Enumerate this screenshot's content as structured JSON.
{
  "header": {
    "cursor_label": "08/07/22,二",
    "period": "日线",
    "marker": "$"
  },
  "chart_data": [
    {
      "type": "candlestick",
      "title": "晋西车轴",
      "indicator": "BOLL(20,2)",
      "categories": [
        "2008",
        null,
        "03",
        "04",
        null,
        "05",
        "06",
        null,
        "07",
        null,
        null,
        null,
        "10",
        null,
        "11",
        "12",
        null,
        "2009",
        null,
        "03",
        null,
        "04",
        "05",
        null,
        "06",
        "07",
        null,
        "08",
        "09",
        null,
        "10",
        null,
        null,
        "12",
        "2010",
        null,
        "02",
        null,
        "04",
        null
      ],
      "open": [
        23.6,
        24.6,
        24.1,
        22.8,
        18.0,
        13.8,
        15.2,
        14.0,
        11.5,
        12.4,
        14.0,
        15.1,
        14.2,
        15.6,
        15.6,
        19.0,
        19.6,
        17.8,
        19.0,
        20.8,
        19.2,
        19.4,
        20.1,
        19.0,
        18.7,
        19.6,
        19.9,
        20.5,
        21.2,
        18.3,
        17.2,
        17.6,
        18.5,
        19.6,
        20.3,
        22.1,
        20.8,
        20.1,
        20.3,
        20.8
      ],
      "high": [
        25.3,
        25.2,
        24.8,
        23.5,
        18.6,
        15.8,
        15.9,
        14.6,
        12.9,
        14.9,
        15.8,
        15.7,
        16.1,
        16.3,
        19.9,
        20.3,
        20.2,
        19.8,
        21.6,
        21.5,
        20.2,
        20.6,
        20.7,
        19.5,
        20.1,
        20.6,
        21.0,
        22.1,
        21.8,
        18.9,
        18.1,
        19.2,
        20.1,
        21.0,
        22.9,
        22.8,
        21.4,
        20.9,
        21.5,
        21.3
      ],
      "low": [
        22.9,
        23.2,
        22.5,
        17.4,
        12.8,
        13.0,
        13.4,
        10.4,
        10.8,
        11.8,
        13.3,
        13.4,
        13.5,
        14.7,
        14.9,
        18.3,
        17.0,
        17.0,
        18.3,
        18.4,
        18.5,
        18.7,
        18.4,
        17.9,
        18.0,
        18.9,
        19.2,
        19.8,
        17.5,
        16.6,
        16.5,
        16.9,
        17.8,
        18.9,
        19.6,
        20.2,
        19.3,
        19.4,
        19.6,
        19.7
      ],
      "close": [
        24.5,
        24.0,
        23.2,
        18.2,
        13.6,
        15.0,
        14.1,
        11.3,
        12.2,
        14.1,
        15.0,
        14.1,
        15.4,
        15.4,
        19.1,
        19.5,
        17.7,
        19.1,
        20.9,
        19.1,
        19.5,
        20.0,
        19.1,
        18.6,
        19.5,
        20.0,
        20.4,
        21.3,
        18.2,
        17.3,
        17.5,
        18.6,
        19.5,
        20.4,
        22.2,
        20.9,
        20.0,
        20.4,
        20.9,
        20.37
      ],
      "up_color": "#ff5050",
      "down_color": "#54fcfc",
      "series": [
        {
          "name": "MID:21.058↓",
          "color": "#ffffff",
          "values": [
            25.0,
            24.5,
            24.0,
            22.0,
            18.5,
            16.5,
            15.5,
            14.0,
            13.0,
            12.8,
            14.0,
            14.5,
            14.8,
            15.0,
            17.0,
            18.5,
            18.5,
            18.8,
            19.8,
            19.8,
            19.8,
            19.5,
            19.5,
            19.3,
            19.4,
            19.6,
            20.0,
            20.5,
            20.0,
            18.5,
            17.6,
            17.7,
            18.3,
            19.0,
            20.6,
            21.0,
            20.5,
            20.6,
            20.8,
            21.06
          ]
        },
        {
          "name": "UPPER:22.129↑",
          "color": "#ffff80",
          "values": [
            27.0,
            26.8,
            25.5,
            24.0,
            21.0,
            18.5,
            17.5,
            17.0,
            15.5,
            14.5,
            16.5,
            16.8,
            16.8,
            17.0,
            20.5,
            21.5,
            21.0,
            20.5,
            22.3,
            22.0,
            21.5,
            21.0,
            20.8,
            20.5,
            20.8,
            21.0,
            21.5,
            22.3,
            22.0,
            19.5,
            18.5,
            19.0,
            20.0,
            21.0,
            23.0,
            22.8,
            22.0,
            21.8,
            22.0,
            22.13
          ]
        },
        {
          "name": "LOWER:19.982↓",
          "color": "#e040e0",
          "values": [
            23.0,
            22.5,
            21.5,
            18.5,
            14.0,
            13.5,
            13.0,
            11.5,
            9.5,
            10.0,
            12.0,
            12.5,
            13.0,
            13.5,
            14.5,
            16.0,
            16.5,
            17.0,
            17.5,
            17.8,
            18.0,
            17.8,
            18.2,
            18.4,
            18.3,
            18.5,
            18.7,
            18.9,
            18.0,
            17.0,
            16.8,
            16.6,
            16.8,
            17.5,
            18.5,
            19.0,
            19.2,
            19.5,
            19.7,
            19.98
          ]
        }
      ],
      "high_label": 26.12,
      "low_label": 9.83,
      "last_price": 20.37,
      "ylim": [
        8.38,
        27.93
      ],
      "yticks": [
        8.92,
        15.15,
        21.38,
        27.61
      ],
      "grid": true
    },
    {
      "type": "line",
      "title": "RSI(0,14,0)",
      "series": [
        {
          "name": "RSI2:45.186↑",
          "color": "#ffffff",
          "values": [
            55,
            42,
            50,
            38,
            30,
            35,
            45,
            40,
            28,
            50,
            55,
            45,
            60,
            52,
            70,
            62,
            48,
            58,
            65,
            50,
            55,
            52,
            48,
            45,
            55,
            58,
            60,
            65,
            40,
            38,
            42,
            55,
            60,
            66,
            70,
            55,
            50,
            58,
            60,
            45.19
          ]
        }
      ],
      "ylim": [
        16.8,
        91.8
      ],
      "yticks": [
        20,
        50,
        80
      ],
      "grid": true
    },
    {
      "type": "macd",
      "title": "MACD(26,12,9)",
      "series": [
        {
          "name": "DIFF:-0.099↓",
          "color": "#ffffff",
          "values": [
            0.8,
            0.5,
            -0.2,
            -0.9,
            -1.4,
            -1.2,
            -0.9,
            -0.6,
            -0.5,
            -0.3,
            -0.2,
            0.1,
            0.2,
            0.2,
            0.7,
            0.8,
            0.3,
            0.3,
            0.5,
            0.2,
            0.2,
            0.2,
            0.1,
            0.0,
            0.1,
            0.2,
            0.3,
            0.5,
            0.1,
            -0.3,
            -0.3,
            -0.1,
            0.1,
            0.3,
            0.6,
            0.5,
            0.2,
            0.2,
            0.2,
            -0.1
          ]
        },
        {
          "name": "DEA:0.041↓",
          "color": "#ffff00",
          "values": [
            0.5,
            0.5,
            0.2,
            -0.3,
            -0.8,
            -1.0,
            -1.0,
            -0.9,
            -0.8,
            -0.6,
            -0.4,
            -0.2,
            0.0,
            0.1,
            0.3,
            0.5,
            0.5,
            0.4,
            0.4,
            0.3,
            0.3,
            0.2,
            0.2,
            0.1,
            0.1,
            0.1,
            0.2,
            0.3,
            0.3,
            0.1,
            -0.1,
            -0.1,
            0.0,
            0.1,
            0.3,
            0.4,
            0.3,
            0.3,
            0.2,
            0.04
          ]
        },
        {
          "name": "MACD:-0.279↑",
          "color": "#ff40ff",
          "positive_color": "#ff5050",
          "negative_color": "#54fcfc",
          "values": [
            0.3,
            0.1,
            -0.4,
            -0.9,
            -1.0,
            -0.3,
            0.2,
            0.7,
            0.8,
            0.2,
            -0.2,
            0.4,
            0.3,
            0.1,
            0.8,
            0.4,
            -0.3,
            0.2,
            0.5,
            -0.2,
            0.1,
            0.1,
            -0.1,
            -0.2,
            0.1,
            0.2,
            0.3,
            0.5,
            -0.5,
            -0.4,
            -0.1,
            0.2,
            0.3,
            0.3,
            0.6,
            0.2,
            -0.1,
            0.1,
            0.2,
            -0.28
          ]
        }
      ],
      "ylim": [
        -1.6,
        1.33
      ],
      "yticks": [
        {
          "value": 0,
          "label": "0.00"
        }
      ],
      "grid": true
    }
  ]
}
==================================================
- **Work to do**: A number is the only answer here: how many lines of the material above contain "type"?

- **Reply to the exercise**: 3